**RECORDED INFORMATION:**
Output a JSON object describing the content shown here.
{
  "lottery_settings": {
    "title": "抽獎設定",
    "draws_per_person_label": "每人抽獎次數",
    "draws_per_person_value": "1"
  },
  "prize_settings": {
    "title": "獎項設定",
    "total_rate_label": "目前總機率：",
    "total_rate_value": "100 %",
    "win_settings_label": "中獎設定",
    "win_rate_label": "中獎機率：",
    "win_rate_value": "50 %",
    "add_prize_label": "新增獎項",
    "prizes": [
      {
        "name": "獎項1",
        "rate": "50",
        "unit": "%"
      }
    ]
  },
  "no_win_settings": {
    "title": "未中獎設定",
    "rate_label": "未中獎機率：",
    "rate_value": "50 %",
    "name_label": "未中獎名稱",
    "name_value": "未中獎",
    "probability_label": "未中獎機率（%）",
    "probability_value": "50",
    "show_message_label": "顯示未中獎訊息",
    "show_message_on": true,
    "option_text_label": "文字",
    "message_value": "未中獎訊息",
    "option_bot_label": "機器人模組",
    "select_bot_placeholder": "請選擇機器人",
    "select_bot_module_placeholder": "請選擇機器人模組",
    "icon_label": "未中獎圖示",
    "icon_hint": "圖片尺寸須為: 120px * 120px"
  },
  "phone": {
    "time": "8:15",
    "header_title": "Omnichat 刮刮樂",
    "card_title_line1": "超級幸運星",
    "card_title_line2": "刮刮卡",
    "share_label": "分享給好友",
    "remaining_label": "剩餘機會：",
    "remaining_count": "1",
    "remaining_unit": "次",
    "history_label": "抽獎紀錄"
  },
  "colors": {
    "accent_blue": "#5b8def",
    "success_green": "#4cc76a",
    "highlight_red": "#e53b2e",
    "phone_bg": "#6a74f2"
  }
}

**TASK REQUIREMENTS:** Print the material above once more, exactly.

**EXERCISE RESPONSE:**
Output a JSON object describing the content shown here.
{
  "lottery_settings": {
    "title": "抽獎設定",
    "draws_per_person_label": "每人抽獎次數",
    "draws_per_person_value": "1"
  },
  "prize_settings": {
    "title": "獎項設定",
    "total_rate_label": "目前總機率：",
    "total_rate_value": "100 %",
    "win_settings_label": "中獎設定",
    "win_rate_label": "中獎機率：",
    "win_rate_value": "50 %",
    "add_prize_label": "新增獎項",
    "prizes": [
      {
        "name": "獎項1",
        "rate": "50",
        "unit": "%"
      }
    ]
  },
  "no_win_settings": {
    "title": "未中獎設定",
    "rate_label": "未中獎機率：",
    "rate_value": "50 %",
    "name_label": "未中獎名稱",
    "name_value": "未中獎",
    "probability_label": "未中獎機率（%）",
    "probability_value": "50",
    "show_message_label": "顯示未中獎訊息",
    "show_message_on": true,
    "option_text_label": "文字",
    "message_value": "未中獎訊息",
    "option_bot_label": "機器人模組",
    "select_bot_placeholder": "請選擇機器人",
    "select_bot_module_placeholder": "請選擇機器人模組",
    "icon_label": "未中獎圖示",
    "icon_hint": "圖片尺寸須為: 120px * 120px"
  },
  "phone": {
    "time": "8:15",
    "header_title": "Omnichat 刮刮樂",
    "card_title_line1": "超級幸運星",
    "card_title_line2": "刮刮卡",
    "share_label": "分享給好友",
    "remaining_label": "剩餘機會：",
    "remaining_count": "1",
    "remaining_unit": "次",
    "history_label": "抽獎紀錄"
  },
  "colors": {
    "accent_blue": "#5b8def",
    "success_green": "#4cc76a",
    "highlight_red": "#e53b2e",
    "phone_bg": "#6a74f2"
  }
}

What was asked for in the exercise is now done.